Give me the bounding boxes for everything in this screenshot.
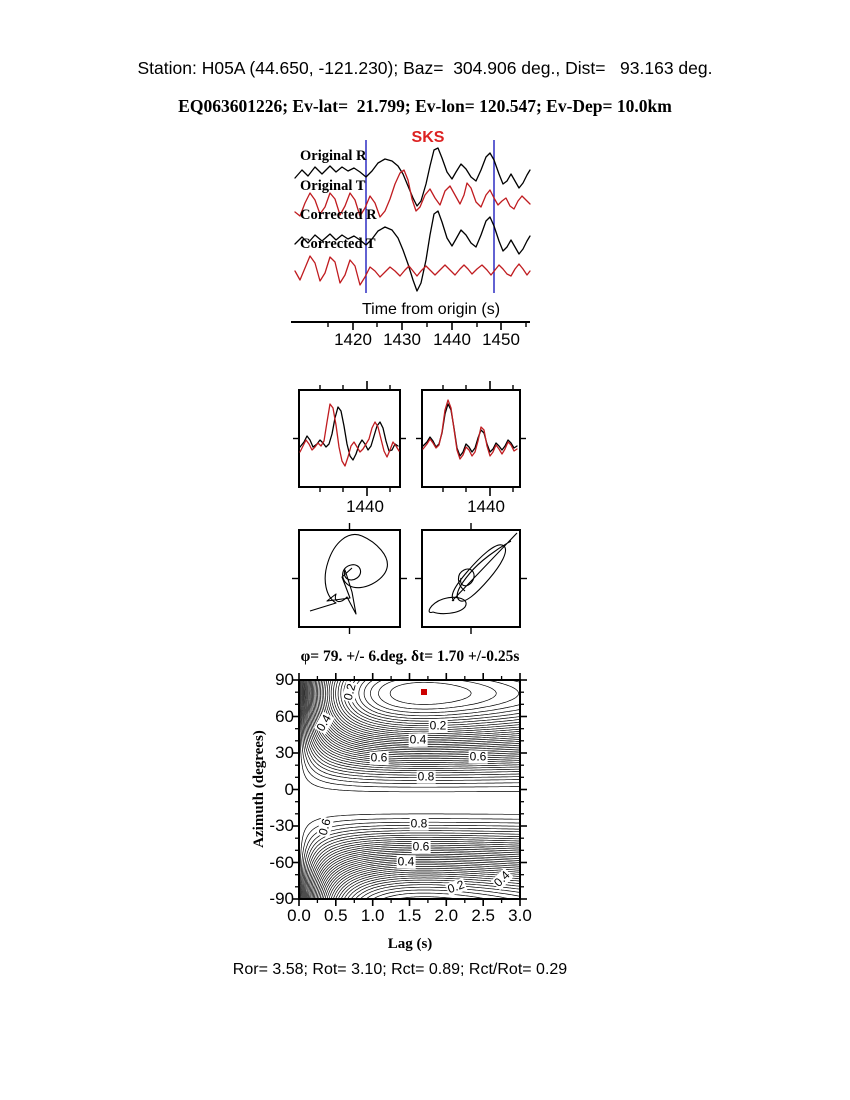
hodogram-path (309, 534, 388, 615)
azimuth-tick-label: 60 (275, 706, 294, 726)
trace-line (294, 147, 531, 207)
contour-value-label: 0.6 (369, 750, 389, 765)
time-axis-tick-label: 1430 (383, 330, 421, 349)
trace-label-corrected-t: Corrected T (300, 236, 376, 252)
time-axis-label: Time from origin (s) (361, 301, 501, 318)
window-center-time-label: 1440 (346, 497, 384, 516)
contour-value-label: 0.6 (468, 749, 488, 764)
lag-tick-label: 1.0 (360, 906, 385, 925)
hodogram-path (428, 532, 518, 615)
contour-value-label: 0.2 (428, 718, 448, 733)
azimuth-tick-label: 90 (275, 670, 294, 689)
azimuth-tick-label: -60 (269, 852, 294, 872)
trace-label-corrected-r: Corrected R (300, 207, 377, 223)
azimuth-tick-label: 30 (275, 743, 294, 762)
azimuth-tick-label: -90 (269, 889, 294, 908)
trace-line (422, 399, 518, 460)
contour-value-label: 0.6 (411, 839, 431, 854)
trace-line (294, 169, 531, 218)
contour-frame (292, 673, 527, 906)
panel-box (298, 529, 401, 628)
time-axis-tick-label: 1440 (433, 330, 471, 349)
phase-label-sks: SKS (411, 129, 445, 146)
fast-slow-boxes (293, 381, 526, 496)
time-axis-tick-label: 1420 (334, 330, 372, 349)
station-header: Station: H05A (44.650, -121.230); Baz= 3… (137, 58, 713, 78)
lag-tick-label: 2.0 (434, 906, 459, 925)
panel-box (421, 389, 521, 488)
time-axis-tick-label: 1450 (482, 330, 520, 349)
lag-tick-label: 2.5 (471, 906, 496, 925)
energy-ratio-results: Ror= 3.58; Rot= 3.10; Rct= 0.89; Rct/Rot… (232, 961, 568, 978)
contour-value-label: 0.8 (409, 816, 429, 831)
trace-label-original-t: Original T (300, 178, 366, 194)
trace-line (294, 210, 531, 292)
splitting-result-title: φ= 79. +/- 6.deg. δt= 1.70 +/-0.25s (300, 648, 520, 665)
lag-axis-label: Lag (s) (387, 936, 433, 952)
lag-tick-label: 3.0 (508, 906, 532, 925)
azimuth-tick-label: -30 (269, 816, 294, 835)
trace-line (294, 255, 531, 286)
lag-tick-label: 0.0 (287, 906, 311, 925)
window-center-time-label: 1440 (467, 497, 505, 516)
contour-value-label: 0.4 (396, 854, 416, 869)
trace-line (299, 403, 400, 467)
lag-tick-label: 0.5 (323, 906, 348, 925)
contour-value-label: 0.4 (408, 732, 428, 747)
trace-label-original-r: Original R (300, 148, 367, 164)
waveform-traces (291, 140, 531, 330)
lag-tick-label: 1.5 (397, 906, 422, 925)
trace-line (422, 403, 518, 457)
particle-motion-boxes (292, 523, 527, 634)
azimuth-tick-label: 0 (284, 779, 294, 799)
contour-value-label: 0.8 (416, 769, 436, 784)
best-solution-marker (421, 689, 427, 695)
event-header: EQ063601226; Ev-lat= 21.799; Ev-lon= 120… (178, 96, 672, 116)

----

Problem details —
Copy the stretch of the material above from the line containing "hodogram-path (309, 534, 388, 615)" through the line containing "contour-value-label: 0.8 (409, 816, 429, 831)", reproducing each line unchanged.

Completed task —
hodogram-path (309, 534, 388, 615)
azimuth-tick-label: 60 (275, 706, 294, 726)
trace-line (294, 147, 531, 207)
contour-value-label: 0.6 (369, 750, 389, 765)
time-axis-tick-label: 1430 (383, 330, 421, 349)
trace-label-corrected-t: Corrected T (300, 236, 376, 252)
time-axis-label: Time from origin (s) (361, 301, 501, 318)
window-center-time-label: 1440 (346, 497, 384, 516)
contour-value-label: 0.6 (468, 749, 488, 764)
lag-tick-label: 1.0 (360, 906, 385, 925)
hodogram-path (428, 532, 518, 615)
contour-value-label: 0.2 (428, 718, 448, 733)
azimuth-tick-label: 90 (275, 670, 294, 689)
azimuth-tick-label: -60 (269, 852, 294, 872)
trace-label-corrected-r: Corrected R (300, 207, 377, 223)
azimuth-tick-label: 30 (275, 743, 294, 762)
azimuth-tick-label: -90 (269, 889, 294, 908)
trace-line (422, 399, 518, 460)
contour-value-label: 0.6 (411, 839, 431, 854)
trace-line (294, 169, 531, 218)
contour-frame (292, 673, 527, 906)
panel-box (298, 529, 401, 628)
time-axis-tick-label: 1440 (433, 330, 471, 349)
phase-label-sks: SKS (411, 129, 445, 146)
fast-slow-boxes (293, 381, 526, 496)
time-axis-tick-label: 1420 (334, 330, 372, 349)
station-header: Station: H05A (44.650, -121.230); Baz= 3… (137, 58, 713, 78)
lag-tick-label: 2.0 (434, 906, 459, 925)
panel-box (421, 389, 521, 488)
time-axis-tick-label: 1450 (482, 330, 520, 349)
lag-tick-label: 2.5 (471, 906, 496, 925)
energy-ratio-results: Ror= 3.58; Rot= 3.10; Rct= 0.89; Rct/Rot… (232, 961, 568, 978)
contour-value-label: 0.8 (409, 816, 429, 831)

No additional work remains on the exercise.